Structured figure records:
===

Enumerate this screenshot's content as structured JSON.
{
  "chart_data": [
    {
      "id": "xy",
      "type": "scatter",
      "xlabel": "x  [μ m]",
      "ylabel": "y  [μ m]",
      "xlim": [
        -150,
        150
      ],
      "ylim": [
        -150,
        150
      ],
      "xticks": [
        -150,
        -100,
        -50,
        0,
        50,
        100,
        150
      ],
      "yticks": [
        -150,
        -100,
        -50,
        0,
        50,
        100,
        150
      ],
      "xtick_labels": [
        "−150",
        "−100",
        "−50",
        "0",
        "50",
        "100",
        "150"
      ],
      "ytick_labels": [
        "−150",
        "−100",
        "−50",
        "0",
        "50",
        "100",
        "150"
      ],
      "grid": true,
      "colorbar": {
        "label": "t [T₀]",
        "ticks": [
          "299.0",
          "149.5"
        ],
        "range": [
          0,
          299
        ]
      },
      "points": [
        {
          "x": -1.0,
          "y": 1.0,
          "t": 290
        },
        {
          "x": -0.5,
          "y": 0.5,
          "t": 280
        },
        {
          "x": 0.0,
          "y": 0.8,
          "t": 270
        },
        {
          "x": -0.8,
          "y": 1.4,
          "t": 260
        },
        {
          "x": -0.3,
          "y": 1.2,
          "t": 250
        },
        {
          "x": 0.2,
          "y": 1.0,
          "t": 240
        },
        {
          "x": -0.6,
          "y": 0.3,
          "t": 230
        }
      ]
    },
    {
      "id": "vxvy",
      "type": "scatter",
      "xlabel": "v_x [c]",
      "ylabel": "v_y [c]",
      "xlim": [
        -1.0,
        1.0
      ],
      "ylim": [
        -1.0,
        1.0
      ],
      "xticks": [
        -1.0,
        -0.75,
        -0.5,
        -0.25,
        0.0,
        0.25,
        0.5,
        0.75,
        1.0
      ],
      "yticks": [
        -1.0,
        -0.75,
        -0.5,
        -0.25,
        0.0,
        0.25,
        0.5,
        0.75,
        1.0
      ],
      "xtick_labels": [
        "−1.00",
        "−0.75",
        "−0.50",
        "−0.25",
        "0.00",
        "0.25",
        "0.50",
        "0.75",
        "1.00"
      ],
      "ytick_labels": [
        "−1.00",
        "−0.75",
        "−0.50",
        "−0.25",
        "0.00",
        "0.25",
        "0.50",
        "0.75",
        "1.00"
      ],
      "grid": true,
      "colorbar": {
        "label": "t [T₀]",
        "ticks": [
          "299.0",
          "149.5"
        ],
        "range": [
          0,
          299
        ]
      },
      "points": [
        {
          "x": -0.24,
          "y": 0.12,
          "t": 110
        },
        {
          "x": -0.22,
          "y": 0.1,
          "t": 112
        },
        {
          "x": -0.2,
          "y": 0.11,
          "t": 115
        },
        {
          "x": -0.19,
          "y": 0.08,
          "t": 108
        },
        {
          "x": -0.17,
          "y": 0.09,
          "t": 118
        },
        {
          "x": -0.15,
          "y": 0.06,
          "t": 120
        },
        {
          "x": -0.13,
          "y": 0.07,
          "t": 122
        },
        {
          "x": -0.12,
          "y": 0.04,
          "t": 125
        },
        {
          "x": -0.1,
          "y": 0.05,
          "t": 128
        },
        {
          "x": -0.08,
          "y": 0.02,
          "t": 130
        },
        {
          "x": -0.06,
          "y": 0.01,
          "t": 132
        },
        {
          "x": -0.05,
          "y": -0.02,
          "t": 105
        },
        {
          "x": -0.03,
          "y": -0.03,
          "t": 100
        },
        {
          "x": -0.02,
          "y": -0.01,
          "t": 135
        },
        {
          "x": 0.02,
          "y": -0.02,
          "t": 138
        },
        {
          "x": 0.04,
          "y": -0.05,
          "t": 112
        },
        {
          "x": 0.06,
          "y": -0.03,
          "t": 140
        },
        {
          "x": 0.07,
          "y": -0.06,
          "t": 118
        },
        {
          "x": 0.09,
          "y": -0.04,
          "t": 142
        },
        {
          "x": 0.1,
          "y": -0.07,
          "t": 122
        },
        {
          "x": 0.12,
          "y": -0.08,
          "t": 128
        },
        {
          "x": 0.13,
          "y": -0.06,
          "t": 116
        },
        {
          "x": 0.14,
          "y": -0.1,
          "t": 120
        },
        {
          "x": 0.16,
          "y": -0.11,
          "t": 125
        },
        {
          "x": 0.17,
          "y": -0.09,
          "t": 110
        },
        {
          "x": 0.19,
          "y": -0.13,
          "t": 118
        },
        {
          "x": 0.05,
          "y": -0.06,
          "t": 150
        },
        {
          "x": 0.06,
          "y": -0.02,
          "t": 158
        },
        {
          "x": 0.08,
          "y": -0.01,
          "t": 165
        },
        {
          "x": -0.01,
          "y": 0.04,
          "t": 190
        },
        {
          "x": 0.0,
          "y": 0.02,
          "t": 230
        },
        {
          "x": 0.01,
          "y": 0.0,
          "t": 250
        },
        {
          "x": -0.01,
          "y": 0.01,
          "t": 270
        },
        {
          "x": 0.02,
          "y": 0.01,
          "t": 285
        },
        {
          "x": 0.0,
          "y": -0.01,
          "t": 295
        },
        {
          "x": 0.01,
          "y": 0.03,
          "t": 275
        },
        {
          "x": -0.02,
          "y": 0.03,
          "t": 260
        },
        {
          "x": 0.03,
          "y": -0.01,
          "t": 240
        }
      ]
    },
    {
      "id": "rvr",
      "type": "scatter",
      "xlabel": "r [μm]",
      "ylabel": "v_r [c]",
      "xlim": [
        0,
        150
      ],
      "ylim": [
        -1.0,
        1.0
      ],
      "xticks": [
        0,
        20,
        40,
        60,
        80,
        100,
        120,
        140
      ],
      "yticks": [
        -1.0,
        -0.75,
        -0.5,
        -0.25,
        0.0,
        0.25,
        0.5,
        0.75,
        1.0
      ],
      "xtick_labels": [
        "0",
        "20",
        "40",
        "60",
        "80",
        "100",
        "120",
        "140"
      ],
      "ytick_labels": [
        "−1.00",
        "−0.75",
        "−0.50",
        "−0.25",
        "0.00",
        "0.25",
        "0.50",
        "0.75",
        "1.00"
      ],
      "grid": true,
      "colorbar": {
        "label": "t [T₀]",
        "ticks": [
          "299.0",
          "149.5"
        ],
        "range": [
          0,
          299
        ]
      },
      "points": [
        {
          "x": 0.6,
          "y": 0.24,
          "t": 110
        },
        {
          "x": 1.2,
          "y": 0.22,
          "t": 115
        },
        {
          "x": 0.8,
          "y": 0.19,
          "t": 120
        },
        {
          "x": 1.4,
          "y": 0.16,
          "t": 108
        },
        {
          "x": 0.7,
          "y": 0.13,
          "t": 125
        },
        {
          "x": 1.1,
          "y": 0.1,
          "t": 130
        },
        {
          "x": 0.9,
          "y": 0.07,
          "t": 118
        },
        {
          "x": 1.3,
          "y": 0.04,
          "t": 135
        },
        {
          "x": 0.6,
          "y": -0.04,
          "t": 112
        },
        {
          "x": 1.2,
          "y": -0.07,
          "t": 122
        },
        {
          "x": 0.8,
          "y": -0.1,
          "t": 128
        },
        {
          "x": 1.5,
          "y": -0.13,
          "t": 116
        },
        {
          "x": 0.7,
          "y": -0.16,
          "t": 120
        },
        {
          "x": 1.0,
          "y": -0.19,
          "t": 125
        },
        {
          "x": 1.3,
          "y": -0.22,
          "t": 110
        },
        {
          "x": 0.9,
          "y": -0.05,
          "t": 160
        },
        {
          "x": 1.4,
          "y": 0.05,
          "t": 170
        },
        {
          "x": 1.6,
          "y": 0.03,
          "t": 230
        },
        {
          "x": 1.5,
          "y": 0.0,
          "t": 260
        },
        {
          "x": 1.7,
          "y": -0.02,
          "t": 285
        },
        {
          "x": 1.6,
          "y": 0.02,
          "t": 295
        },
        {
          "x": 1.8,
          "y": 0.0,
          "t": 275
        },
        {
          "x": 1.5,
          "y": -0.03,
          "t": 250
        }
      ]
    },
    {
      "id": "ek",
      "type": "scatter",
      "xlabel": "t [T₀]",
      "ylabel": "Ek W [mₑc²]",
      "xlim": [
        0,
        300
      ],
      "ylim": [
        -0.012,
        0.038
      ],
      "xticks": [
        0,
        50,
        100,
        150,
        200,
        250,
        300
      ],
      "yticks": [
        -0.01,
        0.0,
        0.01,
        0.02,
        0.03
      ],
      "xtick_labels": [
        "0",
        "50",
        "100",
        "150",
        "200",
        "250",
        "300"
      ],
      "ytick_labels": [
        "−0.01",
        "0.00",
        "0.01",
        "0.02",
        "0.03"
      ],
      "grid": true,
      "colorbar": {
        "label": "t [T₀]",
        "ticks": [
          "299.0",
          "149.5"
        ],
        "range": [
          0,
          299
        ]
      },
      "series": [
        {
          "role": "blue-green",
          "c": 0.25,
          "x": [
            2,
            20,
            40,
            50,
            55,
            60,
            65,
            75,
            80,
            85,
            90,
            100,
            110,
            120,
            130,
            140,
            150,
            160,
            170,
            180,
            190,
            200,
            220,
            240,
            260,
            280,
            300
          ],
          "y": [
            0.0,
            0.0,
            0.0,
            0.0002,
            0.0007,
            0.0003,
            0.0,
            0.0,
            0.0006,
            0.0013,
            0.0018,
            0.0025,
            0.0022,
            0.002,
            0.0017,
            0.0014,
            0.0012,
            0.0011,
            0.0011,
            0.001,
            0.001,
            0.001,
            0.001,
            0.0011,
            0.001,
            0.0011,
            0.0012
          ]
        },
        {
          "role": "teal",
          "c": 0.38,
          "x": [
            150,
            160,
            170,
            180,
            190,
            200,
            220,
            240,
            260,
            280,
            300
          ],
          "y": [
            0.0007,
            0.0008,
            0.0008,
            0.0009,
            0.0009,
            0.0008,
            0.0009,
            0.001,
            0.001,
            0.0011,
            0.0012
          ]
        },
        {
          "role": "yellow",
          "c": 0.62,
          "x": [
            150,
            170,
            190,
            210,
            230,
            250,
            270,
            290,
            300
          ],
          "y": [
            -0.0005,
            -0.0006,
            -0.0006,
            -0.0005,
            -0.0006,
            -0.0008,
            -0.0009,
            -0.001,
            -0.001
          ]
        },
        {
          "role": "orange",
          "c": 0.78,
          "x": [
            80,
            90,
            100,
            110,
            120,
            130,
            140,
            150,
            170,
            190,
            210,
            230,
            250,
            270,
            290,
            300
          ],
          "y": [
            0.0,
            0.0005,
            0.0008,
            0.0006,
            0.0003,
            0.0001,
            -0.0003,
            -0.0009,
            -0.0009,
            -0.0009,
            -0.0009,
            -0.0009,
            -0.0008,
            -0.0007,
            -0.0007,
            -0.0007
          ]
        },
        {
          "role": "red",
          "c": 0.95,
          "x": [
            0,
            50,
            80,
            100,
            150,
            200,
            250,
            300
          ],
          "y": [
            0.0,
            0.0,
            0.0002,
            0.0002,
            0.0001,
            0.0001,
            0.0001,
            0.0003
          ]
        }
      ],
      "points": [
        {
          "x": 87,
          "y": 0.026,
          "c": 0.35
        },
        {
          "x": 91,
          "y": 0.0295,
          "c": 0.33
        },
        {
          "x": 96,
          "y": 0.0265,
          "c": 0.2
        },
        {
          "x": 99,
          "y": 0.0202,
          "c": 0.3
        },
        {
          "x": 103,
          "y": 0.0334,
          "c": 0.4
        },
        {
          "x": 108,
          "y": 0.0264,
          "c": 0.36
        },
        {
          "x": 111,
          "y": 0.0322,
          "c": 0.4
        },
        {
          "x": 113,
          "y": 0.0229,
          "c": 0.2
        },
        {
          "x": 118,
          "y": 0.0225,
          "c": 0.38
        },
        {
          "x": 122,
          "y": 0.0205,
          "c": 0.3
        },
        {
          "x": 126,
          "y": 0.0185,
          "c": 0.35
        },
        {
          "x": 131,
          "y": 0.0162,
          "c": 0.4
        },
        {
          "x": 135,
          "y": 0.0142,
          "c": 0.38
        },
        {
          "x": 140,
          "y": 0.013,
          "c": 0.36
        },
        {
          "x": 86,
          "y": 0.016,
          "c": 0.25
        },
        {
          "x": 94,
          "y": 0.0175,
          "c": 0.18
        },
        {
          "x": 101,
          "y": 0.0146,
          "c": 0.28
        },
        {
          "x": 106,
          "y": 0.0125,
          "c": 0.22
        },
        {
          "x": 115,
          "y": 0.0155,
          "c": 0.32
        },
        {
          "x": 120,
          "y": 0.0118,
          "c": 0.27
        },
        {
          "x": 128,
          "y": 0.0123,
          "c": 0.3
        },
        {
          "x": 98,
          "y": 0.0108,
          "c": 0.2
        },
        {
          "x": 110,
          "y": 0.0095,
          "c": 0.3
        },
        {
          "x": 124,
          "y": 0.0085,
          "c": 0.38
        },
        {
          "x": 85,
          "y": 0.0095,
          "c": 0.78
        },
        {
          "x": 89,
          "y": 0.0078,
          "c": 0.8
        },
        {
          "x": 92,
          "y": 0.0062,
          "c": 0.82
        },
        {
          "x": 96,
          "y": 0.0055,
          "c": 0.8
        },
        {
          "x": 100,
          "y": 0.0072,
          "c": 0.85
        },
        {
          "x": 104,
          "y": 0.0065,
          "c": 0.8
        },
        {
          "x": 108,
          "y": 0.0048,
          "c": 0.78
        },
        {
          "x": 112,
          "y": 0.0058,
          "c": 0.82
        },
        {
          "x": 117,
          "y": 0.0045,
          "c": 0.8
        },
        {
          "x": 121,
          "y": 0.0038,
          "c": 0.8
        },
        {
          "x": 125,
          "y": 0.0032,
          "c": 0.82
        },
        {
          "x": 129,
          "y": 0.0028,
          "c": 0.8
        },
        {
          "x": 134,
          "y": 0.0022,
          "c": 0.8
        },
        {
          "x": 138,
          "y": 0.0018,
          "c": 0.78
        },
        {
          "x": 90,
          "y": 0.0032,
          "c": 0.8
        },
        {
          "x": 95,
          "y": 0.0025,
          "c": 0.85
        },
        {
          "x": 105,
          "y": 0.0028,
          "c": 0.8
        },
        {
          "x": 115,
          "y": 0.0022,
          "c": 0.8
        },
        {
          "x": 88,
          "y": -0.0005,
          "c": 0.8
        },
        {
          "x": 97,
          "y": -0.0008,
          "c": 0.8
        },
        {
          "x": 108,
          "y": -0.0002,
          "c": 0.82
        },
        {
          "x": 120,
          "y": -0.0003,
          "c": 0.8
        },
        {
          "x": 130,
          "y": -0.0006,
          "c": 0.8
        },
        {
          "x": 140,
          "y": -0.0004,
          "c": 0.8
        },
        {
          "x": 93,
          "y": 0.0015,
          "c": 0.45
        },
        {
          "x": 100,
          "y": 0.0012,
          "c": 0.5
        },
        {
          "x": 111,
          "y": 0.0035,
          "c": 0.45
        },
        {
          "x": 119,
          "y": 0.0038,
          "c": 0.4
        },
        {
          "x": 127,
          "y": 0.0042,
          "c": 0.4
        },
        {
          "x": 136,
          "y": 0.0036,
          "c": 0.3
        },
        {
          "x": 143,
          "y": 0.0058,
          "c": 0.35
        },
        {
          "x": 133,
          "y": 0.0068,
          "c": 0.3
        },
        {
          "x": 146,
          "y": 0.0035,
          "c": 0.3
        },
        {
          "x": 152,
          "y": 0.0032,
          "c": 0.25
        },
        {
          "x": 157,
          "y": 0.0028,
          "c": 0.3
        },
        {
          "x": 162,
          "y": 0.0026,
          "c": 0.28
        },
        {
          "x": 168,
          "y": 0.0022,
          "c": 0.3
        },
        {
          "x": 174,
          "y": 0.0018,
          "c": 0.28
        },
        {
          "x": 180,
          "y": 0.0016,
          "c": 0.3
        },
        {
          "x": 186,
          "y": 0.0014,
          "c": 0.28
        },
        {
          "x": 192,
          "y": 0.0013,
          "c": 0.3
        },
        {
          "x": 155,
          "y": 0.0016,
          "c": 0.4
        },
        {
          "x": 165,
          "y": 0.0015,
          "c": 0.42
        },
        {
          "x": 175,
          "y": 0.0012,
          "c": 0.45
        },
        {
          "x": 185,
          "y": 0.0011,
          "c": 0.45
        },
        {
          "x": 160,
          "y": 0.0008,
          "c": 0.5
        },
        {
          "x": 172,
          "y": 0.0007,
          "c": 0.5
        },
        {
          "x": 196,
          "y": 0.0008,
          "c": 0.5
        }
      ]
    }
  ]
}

===

Give only the number of lines that include the word "xlabel".

4